* **GIVEN PROBLEM**
Output only the lines that run from the line holding "What's the underlying" to the end of the data below, including both ends, without any pictures.
— START OF RAW DATA —
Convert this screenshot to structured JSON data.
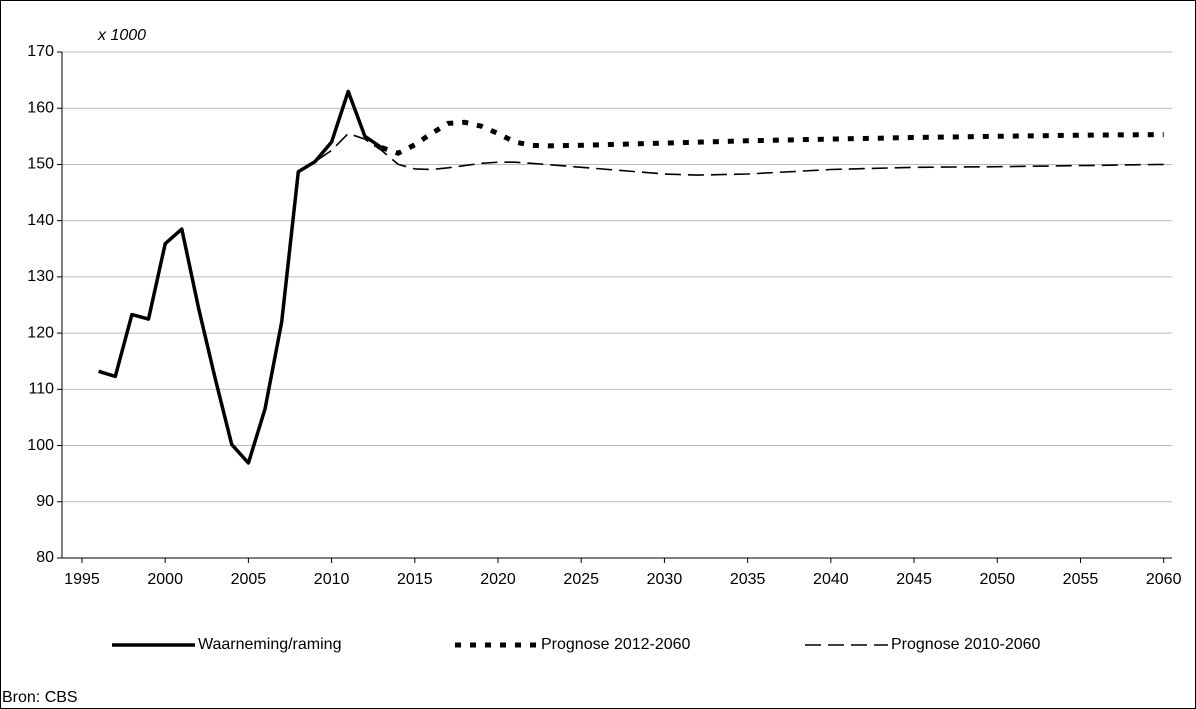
{
  "chart_data": {
    "type": "line",
    "annotation": "x 1000",
    "source": "Bron: CBS",
    "xlim": [
      1993.8,
      2060.5
    ],
    "xticks": [
      1995,
      2000,
      2005,
      2010,
      2015,
      2020,
      2025,
      2030,
      2035,
      2040,
      2045,
      2050,
      2055,
      2060
    ],
    "ylim": [
      80,
      170
    ],
    "yticks": [
      80,
      90,
      100,
      110,
      120,
      130,
      140,
      150,
      160,
      170
    ],
    "grid": true,
    "legend": "bottom",
    "series": [
      {
        "name": "Waarneming/raming",
        "color": "#000000",
        "style": "solid",
        "x": [
          1996,
          1997,
          1998,
          1999,
          2000,
          2001,
          2002,
          2003,
          2004,
          2005,
          2006,
          2007,
          2008,
          2009,
          2010,
          2011,
          2012,
          2013
        ],
        "values": [
          113.2,
          112.3,
          123.3,
          122.5,
          135.9,
          138.5,
          124.5,
          112,
          100.2,
          96.9,
          106.5,
          122,
          148.7,
          150.5,
          154,
          163,
          155,
          153
        ]
      },
      {
        "name": "Prognose 2012-2060",
        "color": "#000000",
        "style": "dotted",
        "x": [
          2013,
          2014,
          2015,
          2016,
          2017,
          2018,
          2019,
          2020,
          2021,
          2022,
          2023,
          2025,
          2030,
          2035,
          2040,
          2045,
          2050,
          2055,
          2060
        ],
        "values": [
          153,
          152,
          153.5,
          155.5,
          157.3,
          157.5,
          156.8,
          155.5,
          154,
          153.4,
          153.3,
          153.4,
          153.8,
          154.2,
          154.5,
          154.8,
          155,
          155.2,
          155.3
        ]
      },
      {
        "name": "Prognose 2010-2060",
        "color": "#000000",
        "style": "dashed",
        "x": [
          2008,
          2009,
          2010,
          2011,
          2012,
          2013,
          2014,
          2015,
          2016,
          2017,
          2018,
          2019,
          2020,
          2021,
          2022,
          2025,
          2030,
          2032,
          2035,
          2040,
          2045,
          2050,
          2055,
          2060
        ],
        "values": [
          148.7,
          150.5,
          152.5,
          155.5,
          154.5,
          152.5,
          150,
          149.2,
          149.1,
          149.4,
          149.8,
          150.2,
          150.4,
          150.4,
          150.2,
          149.5,
          148.3,
          148.1,
          148.3,
          149.1,
          149.5,
          149.6,
          149.8,
          150
        ]
      }
    ]
  }
}
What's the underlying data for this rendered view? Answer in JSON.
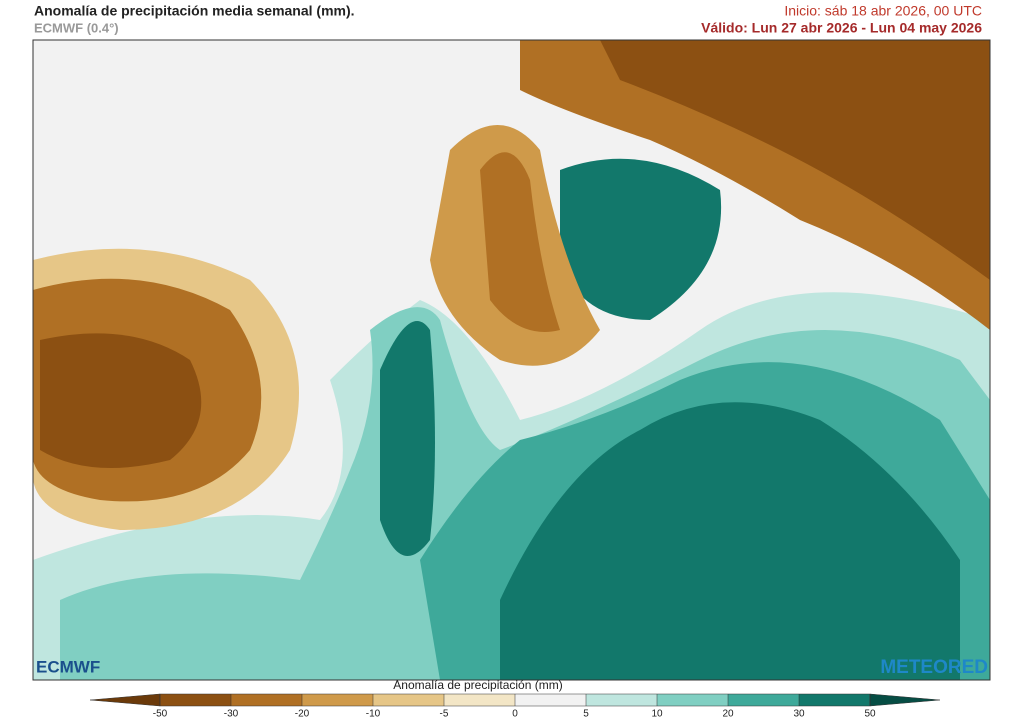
{
  "header": {
    "title": "Anomalía de precipitación media semanal (mm).",
    "subtitle": "ECMWF (0.4°)",
    "init": "Inicio:  sáb 18 abr 2026, 00 UTC",
    "valid": "Válido: Lun 27 abr 2026 - Lun 04 may 2026"
  },
  "logos": {
    "left": "ECMWF",
    "right": "METEORED"
  },
  "colorbar": {
    "label": "Anomalía de precipitación (mm)",
    "ticks": [
      -50,
      -30,
      -20,
      -10,
      -5,
      0,
      5,
      10,
      20,
      30,
      50
    ],
    "colors": [
      "#6b3a0a",
      "#8c5012",
      "#b07024",
      "#cf9a4a",
      "#e6c687",
      "#f3e6c6",
      "#f2f2f2",
      "#bfe6df",
      "#80cfc2",
      "#3ea99a",
      "#12786b",
      "#064d44"
    ]
  }
}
— END OF RAW DATA —
* **WRITTEN ANSWER**
What's the underlying data for this rendered view? Answer in JSON.
{
  "header": {
    "title": "Anomalía de precipitación media semanal (mm).",
    "subtitle": "ECMWF (0.4°)",
    "init": "Inicio:  sáb 18 abr 2026, 00 UTC",
    "valid": "Válido: Lun 27 abr 2026 - Lun 04 may 2026"
  },
  "logos": {
    "left": "ECMWF",
    "right": "METEORED"
  },
  "colorbar": {
    "label": "Anomalía de precipitación (mm)",
    "ticks": [
      -50,
      -30,
      -20,
      -10,
      -5,
      0,
      5,
      10,
      20,
      30,
      50
    ],
    "colors": [
      "#6b3a0a",
      "#8c5012",
      "#b07024",
      "#cf9a4a",
      "#e6c687",
      "#f3e6c6",
      "#f2f2f2",
      "#bfe6df",
      "#80cfc2",
      "#3ea99a",
      "#12786b",
      "#064d44"
    ]
  }
}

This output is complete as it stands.